## [EXTRACTED MATERIAL]
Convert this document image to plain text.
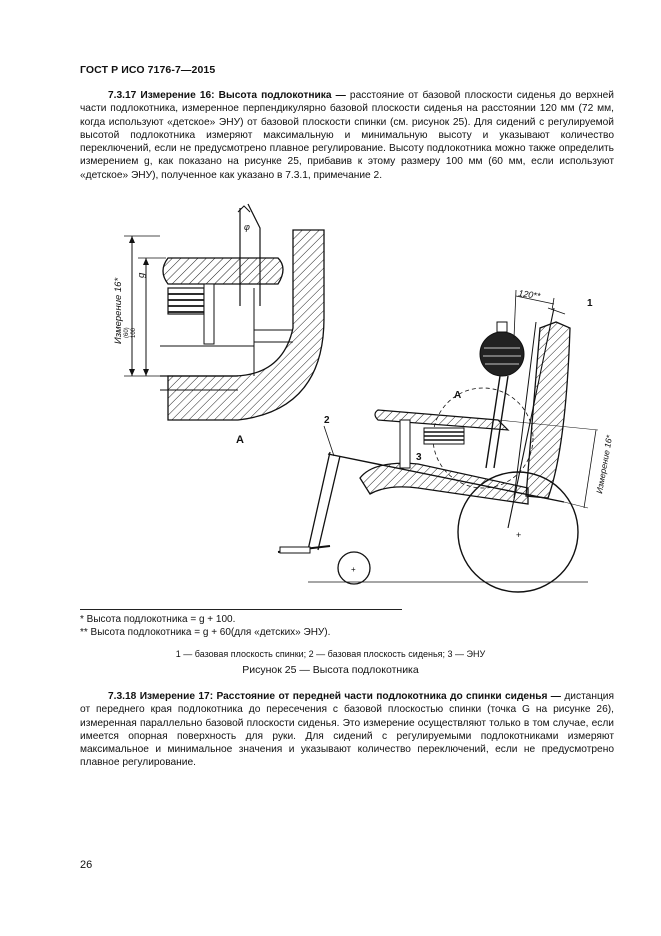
ГОСТ Р ИСО 7176-7—2015
7.3.17 Измерение 16: Высота подлокотника — расстояние от базовой плоскости сиденья до верхней части подлокотника, измеренное перпендикулярно базовой плоскости сиденья на расстоянии 120 мм (72 мм, когда используют «детское» ЭНУ) от базовой плоскости спинки (см. рисунок 25). Для сидений с регулируемой высотой подлокотника измеряют максимальную и минимальную высоту и указывают количество переключений, если не предусмотрено плавное регулирование. Высоту подлокотника можно также определить измерением g, как показано на рисунке 25, прибавив к этому размеру 100 мм (60 мм, если используют «детское» ЭНУ), полученное как указано в 7.3.1, примечание 2.
Измерение 16*
g
(60) 100
φ
A
+
+
120**
1
2
3
A
Измерение 16*
* Высота подлокотника = g + 100.
** Высота подлокотника = g + 60(для «детских» ЭНУ).
1 — базовая плоскость спинки; 2 — базовая плоскость сиденья; 3 — ЭНУ
Рисунок 25 — Высота подлокотника
7.3.18 Измерение 17: Расстояние от передней части подлокотника до спинки сиденья — дистанция от переднего края подлокотника до пересечения с базовой плоскостью спинки (точка G на рисунке 26), измеренная параллельно базовой плоскости сиденья. Это измерение осуществляют только в том случае, если имеется опорная поверхность для руки. Для сидений с регулируемыми подлокотниками измеряют максимальное и минимальное значения и указывают количество переключений, если не предусмотрено плавное регулирование.
26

## [TO BE DONE]
Take every line from the records above that has the word "Высота" and copy it.

## [CORRECT ANSWER]
7.3.17 Измерение 16: Высота подлокотника — расстояние от базовой плоскости сиденья до верхней части подлокотника, измеренное перпендикулярно базовой плоскости сиденья на расстоянии 120 мм (72 мм, когда используют «детское» ЭНУ) от базовой плоскости спинки (см. рисунок 25). Для сидений с регулируемой высотой подлокотника измеряют максимальную и минимальную высоту и указывают количество переключений, если не предусмотрено плавное регулирование. Высоту подлокотника можно также определить измерением g, как показано на рисунке 25, прибавив к этому размеру 100 мм (60 мм, если используют «детское» ЭНУ), полученное как указано в 7.3.1, примечание 2.
* Высота подлокотника = g + 100.
** Высота подлокотника = g + 60(для «детских» ЭНУ).
Рисунок 25 — Высота подлокотника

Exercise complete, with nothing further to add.